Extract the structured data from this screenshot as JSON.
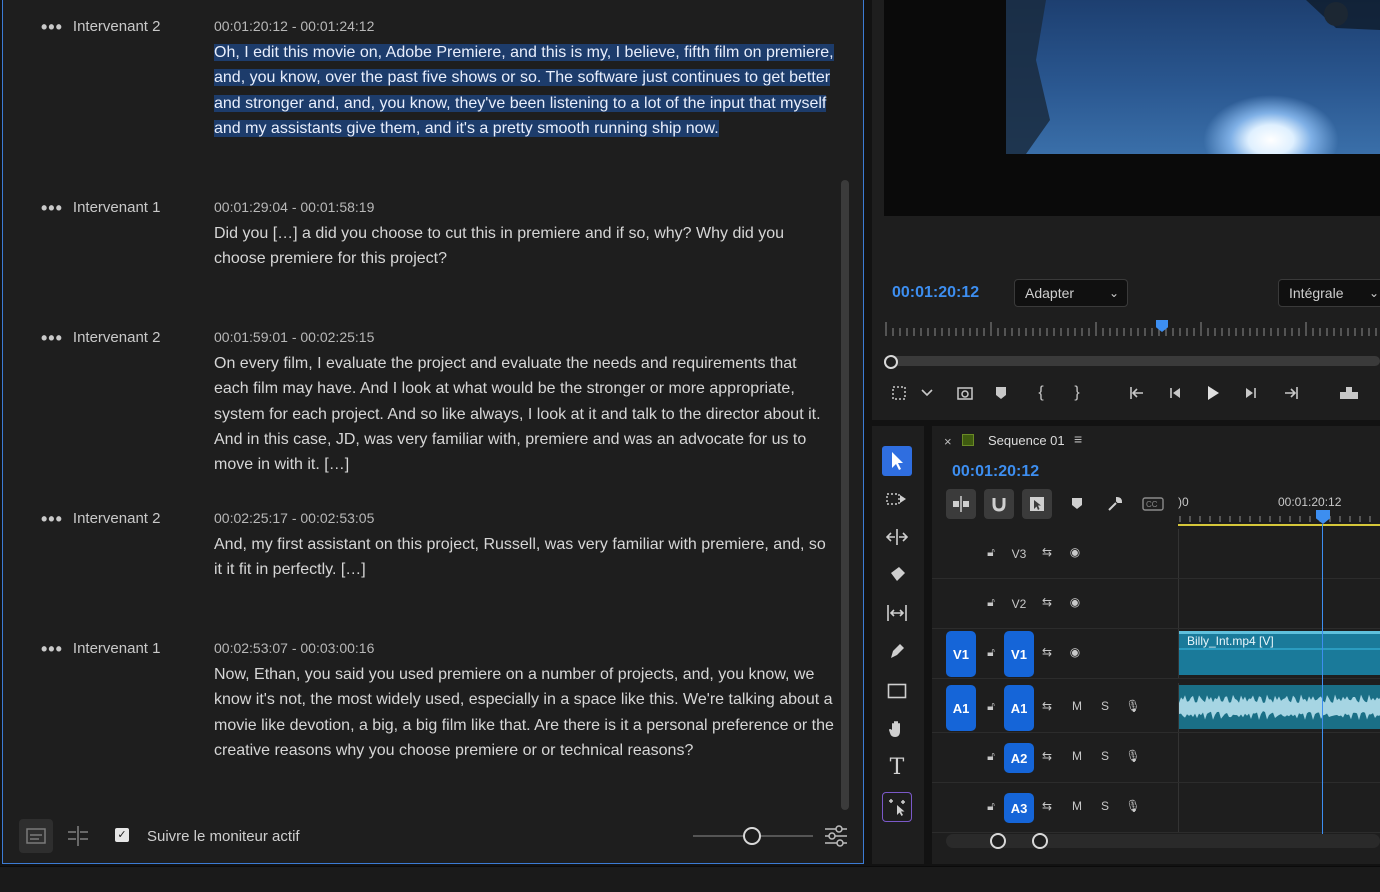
{
  "transcript": {
    "entries": [
      {
        "speaker": "Intervenant 2",
        "timecode": "00:01:20:12 - 00:01:24:12",
        "text": "Oh, I edit this movie on, Adobe Premiere, and this is my, I believe, fifth film on premiere, and, you know, over the past five shows or so. The software just continues to get better and stronger and, and, you know, they've been listening to a lot of the input that myself and my assistants give them, and it's a pretty smooth running ship now."
      },
      {
        "speaker": "Intervenant 1",
        "timecode": "00:01:29:04 - 00:01:58:19",
        "text": "Did you […] a did you choose to cut this in premiere and if so, why? Why did you choose premiere for this project?"
      },
      {
        "speaker": "Intervenant 2",
        "timecode": "00:01:59:01 - 00:02:25:15",
        "text": "On every film, I evaluate the project and evaluate the needs and requirements that each film may have. And I look at what would be the stronger or more appropriate, system for each project. And so like always, I look at it and talk to the director about it. And in this case, JD, was very familiar with, premiere and was an advocate for us to move in with it. […]"
      },
      {
        "speaker": "Intervenant 2",
        "timecode": "00:02:25:17 - 00:02:53:05",
        "text": "And, my first assistant on this project, Russell, was very familiar with premiere, and, so it it fit in perfectly. […]"
      },
      {
        "speaker": "Intervenant 1",
        "timecode": "00:02:53:07 - 00:03:00:16",
        "text": "Now, Ethan, you said you used premiere on a number of projects, and, you know, we know it's not, the most widely used, especially in a space like this. We're talking about a movie like devotion, a big, a big film like that. Are there is it a personal preference or the creative reasons why you choose premiere or or technical reasons?"
      }
    ],
    "footer": {
      "follow_label": "Suivre le moniteur actif",
      "follow_checked": true,
      "zoom_level": 0.5
    }
  },
  "monitor": {
    "timecode": "00:01:20:12",
    "fit_option": "Adapter",
    "resolution_option": "Intégrale"
  },
  "timeline": {
    "sequence_name": "Sequence 01",
    "timecode": "00:01:20:12",
    "ruler_start_label": ")0",
    "ruler_playhead_label": "00:01:20:12",
    "tracks": [
      {
        "name": "V3",
        "type": "video"
      },
      {
        "name": "V2",
        "type": "video"
      },
      {
        "name": "V1",
        "type": "video",
        "source": "V1",
        "clip": "Billy_Int.mp4 [V]"
      },
      {
        "name": "A1",
        "type": "audio",
        "source": "A1",
        "m": "M",
        "s": "S"
      },
      {
        "name": "A2",
        "type": "audio",
        "m": "M",
        "s": "S"
      },
      {
        "name": "A3",
        "type": "audio",
        "m": "M",
        "s": "S"
      }
    ]
  },
  "colors": {
    "accent_blue": "#3d8ef0",
    "selection": "#1d3c6b",
    "track_target": "#1565d8",
    "clip": "#1a7a9a"
  }
}
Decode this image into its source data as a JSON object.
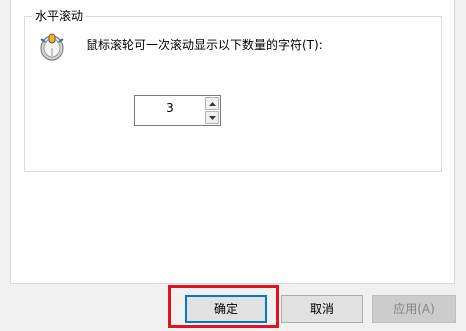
{
  "group": {
    "title": "水平滚动",
    "description": "鼠标滚轮可一次滚动显示以下数量的字符(T):"
  },
  "scroll": {
    "value": "3"
  },
  "buttons": {
    "ok": "确定",
    "cancel": "取消",
    "apply": "应用(A)"
  },
  "icons": {
    "mouse": "mouse-wheel-icon",
    "up": "spin-up-arrow-icon",
    "down": "spin-down-arrow-icon"
  },
  "colors": {
    "highlight": "#e0141e",
    "focus": "#0078d7"
  }
}
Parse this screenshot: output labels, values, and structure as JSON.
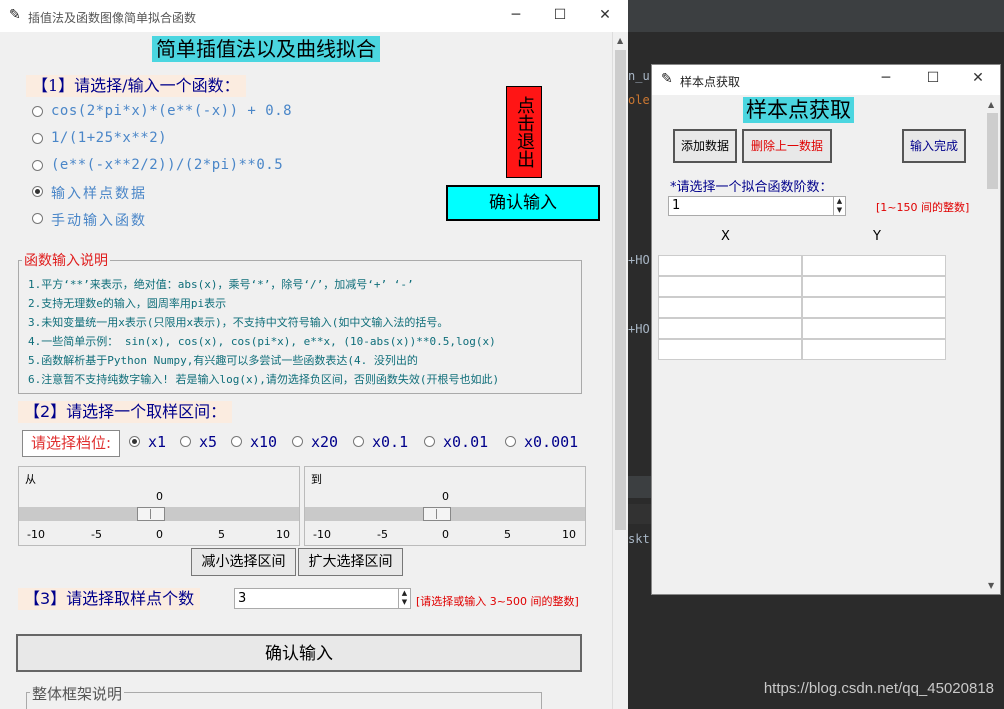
{
  "main_window": {
    "title": "插值法及函数图像简单拟合函数",
    "heading": "简单插值法以及曲线拟合",
    "section1_label": "【1】请选择/输入一个函数：",
    "function_options": [
      "cos(2*pi*x)*(e**(-x)) + 0.8",
      "1/(1+25*x**2)",
      "(e**(-x**2/2))/(2*pi)**0.5",
      "输入样点数据",
      "手动输入函数"
    ],
    "selected_option_index": 3,
    "exit_button": "点击退出",
    "confirm_top_button": "确认输入",
    "help_title": "函数输入说明",
    "help_lines": [
      "1.平方‘**’来表示，绝对值：abs(x)，乘号‘*’，除号‘/’，加减号‘+’ ‘-’",
      "2.支持无理数e的输入，圆周率用pi表示",
      "3.未知变量统一用x表示(只限用x表示)，不支持中文符号输入(如中文输入法的括号。",
      "4.一些简单示例： sin(x), cos(x), cos(pi*x), e**x, (10-abs(x))**0.5,log(x)",
      "5.函数解析基于Python Numpy,有兴趣可以多尝试一些函数表达(4. 没列出的",
      "6.注意暂不支持纯数字输入! 若是输入log(x),请勿选择负区间，否则函数失效(开根号也如此)"
    ],
    "section2_label": "【2】请选择一个取样区间：",
    "gear_label": "请选择档位:",
    "gear_options": [
      "x1",
      "x5",
      "x10",
      "x20",
      "x0.1",
      "x0.01",
      "x0.001"
    ],
    "gear_selected_index": 0,
    "slider_from": {
      "label": "从",
      "value": "0",
      "ticks": [
        "-10",
        "-5",
        "0",
        "5",
        "10"
      ],
      "min": -10,
      "max": 10,
      "current": 0
    },
    "slider_to": {
      "label": "到",
      "value": "0",
      "ticks": [
        "-10",
        "-5",
        "0",
        "5",
        "10"
      ],
      "min": -10,
      "max": 10,
      "current": 0
    },
    "shrink_button": "减小选择区间",
    "expand_button": "扩大选择区间",
    "section3_label": "【3】请选择取样点个数",
    "sample_count_value": "3",
    "sample_count_hint": "[请选择或输入 3~500 间的整数]",
    "confirm_bottom_button": "确认输入",
    "frame_title": "整体框架说明"
  },
  "sample_window": {
    "title": "样本点获取",
    "heading": "样本点获取",
    "add_button": "添加数据",
    "delete_button": "删除上一数据",
    "done_button": "输入完成",
    "degree_label": "*请选择一个拟合函数阶数：",
    "degree_value": "1",
    "degree_hint": "[1~150 间的整数]",
    "col_x": "X",
    "col_y": "Y"
  },
  "window_controls": {
    "minimize": "─",
    "maximize": "☐",
    "close": "✕"
  },
  "editor_fragments": [
    "n_u",
    "ole",
    "+HO",
    "+HO",
    "skt"
  ],
  "watermark": "https://blog.csdn.net/qq_45020818",
  "colors": {
    "heading_bg": "#4bd6e0",
    "exit_bg": "#ff1515",
    "confirm_bg": "#00ffff",
    "option_text": "#4a86c8",
    "section_text": "#00008b",
    "help_text": "#0f6e7a",
    "hint_red": "#e00000"
  }
}
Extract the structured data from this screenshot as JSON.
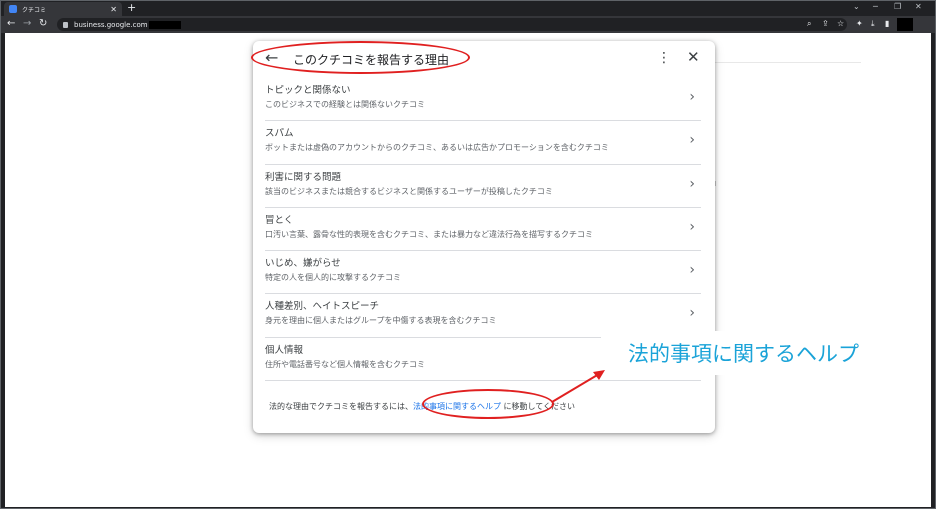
{
  "browser": {
    "tab_title": "クチコミ",
    "tab_close": "✕",
    "new_tab": "+",
    "url": "business.google.com",
    "window_controls": [
      "⌄",
      "─",
      "❐",
      "✕"
    ]
  },
  "dialog": {
    "title": "このクチコミを報告する理由",
    "reasons": [
      {
        "title": "トピックと関係ない",
        "desc": "このビジネスでの経験とは関係ないクチコミ",
        "has_chevron": true
      },
      {
        "title": "スパム",
        "desc": "ボットまたは虚偽のアカウントからのクチコミ、あるいは広告かプロモーションを含むクチコミ",
        "has_chevron": true
      },
      {
        "title": "利害に関する問題",
        "desc": "該当のビジネスまたは競合するビジネスと関係するユーザーが投稿したクチコミ",
        "has_chevron": true
      },
      {
        "title": "冒とく",
        "desc": "口汚い言葉、露骨な性的表現を含むクチコミ、または暴力など違法行為を描写するクチコミ",
        "has_chevron": true
      },
      {
        "title": "いじめ、嫌がらせ",
        "desc": "特定の人を個人的に攻撃するクチコミ",
        "has_chevron": true
      },
      {
        "title": "人種差別、ヘイトスピーチ",
        "desc": "身元を理由に個人またはグループを中傷する表現を含むクチコミ",
        "has_chevron": true
      },
      {
        "title": "個人情報",
        "desc": "住所や電話番号など個人情報を含むクチコミ",
        "has_chevron": false
      }
    ],
    "footer_before": "法的な理由でクチコミを報告するには、",
    "footer_link": "法的事項に関するヘルプ",
    "footer_after": " に移動してください"
  },
  "annotation": {
    "callout": "法的事項に関するヘルプ",
    "color": "#e02020",
    "callout_color": "#1aa3d8"
  }
}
= = =
**PROBLEM TO SOLVE**:
Pull out each line of the records holding the string "source".

**SOLUTION TO THIS PROBLEM**:
        "source": "V1",
        "source": "A1",
Decode this image into its source data as a JSON object.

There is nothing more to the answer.